ENTRIES SHOWN:
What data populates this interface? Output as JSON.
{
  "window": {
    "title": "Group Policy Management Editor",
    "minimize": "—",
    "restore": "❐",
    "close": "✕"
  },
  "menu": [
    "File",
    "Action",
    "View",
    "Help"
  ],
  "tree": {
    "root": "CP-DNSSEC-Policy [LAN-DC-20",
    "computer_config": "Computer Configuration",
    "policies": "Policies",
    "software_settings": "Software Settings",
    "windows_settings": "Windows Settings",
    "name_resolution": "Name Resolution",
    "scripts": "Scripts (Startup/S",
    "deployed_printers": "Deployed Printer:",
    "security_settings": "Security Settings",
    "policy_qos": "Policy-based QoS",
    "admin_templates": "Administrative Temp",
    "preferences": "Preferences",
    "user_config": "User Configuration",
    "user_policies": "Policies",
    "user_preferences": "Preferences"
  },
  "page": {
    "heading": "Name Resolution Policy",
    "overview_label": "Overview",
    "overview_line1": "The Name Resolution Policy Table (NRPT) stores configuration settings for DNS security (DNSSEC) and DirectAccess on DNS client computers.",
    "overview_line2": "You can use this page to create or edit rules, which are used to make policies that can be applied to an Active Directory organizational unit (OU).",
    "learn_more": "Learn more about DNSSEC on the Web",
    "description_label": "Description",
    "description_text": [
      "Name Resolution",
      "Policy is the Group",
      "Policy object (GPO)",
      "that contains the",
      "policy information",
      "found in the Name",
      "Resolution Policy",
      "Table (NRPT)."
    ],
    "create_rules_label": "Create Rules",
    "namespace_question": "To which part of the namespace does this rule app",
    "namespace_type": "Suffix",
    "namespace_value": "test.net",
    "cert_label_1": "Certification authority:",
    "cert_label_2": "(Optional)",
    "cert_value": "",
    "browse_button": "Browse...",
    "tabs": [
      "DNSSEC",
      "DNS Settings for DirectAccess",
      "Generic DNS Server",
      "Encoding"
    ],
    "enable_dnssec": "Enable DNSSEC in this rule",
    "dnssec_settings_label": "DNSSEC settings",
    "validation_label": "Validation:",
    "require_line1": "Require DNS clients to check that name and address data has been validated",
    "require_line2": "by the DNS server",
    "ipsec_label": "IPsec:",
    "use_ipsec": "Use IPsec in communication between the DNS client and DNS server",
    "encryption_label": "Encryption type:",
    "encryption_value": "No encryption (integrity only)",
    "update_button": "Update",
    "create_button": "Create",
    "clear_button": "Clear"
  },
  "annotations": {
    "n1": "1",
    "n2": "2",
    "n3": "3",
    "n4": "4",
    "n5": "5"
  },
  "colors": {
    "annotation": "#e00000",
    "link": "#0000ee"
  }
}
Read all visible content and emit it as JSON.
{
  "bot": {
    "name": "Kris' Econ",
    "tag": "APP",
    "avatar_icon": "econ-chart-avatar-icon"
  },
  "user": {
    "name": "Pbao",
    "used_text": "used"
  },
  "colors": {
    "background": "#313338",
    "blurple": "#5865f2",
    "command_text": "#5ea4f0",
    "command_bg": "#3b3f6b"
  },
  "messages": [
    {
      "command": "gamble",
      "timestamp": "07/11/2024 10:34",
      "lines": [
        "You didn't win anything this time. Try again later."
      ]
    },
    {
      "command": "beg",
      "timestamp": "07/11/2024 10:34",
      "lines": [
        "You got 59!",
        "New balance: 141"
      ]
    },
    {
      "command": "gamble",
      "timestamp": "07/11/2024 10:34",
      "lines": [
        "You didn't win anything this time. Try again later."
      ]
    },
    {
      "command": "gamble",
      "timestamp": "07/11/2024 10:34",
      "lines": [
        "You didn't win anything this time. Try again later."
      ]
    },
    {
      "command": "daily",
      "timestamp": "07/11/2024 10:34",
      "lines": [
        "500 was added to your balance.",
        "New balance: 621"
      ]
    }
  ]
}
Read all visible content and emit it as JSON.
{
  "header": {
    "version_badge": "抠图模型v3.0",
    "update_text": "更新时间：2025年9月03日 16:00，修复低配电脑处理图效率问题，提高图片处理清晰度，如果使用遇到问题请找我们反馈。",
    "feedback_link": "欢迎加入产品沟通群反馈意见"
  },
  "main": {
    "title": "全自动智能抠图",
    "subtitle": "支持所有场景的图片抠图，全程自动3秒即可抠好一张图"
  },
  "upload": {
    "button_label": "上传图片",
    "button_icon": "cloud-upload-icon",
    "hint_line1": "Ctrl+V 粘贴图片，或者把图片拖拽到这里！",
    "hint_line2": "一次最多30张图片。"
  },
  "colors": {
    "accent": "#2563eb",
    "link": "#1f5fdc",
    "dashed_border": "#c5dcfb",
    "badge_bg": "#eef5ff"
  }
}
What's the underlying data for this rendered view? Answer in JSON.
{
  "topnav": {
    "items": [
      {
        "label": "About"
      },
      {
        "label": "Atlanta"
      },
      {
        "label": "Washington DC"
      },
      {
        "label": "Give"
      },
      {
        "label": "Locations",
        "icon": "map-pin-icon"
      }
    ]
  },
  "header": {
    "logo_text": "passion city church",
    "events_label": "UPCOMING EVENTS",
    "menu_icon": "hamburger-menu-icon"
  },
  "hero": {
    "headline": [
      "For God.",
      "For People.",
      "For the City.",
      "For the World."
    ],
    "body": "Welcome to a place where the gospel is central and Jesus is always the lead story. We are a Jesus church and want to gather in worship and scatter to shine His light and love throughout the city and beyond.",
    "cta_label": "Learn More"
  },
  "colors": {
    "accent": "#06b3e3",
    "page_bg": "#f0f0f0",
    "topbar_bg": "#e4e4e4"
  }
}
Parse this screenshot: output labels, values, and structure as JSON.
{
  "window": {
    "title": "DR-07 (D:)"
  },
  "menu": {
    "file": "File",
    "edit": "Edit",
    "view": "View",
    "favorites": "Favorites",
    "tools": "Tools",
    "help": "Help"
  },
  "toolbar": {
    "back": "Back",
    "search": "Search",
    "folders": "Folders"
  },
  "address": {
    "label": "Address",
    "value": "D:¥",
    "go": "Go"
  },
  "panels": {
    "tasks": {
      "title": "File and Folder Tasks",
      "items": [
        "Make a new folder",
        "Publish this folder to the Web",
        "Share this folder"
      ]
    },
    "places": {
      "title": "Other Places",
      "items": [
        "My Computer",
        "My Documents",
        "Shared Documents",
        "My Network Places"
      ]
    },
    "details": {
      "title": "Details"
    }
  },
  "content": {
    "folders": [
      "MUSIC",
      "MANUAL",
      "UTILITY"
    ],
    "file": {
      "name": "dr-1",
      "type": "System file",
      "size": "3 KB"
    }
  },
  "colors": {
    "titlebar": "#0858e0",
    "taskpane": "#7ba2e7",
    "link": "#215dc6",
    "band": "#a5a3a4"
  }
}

EXERCISE:
Working from the listing above, pick out every line that has "Resolution" and copy it.

OUTPUT OF THE TASK:
    "name_resolution": "Name Resolution",
    "heading": "Name Resolution Policy",
    "overview_line1": "The Name Resolution Policy Table (NRPT) stores configuration settings for DNS security (DNSSEC) and DirectAccess on DNS client computers.",
      "Name Resolution",
      "Resolution Policy",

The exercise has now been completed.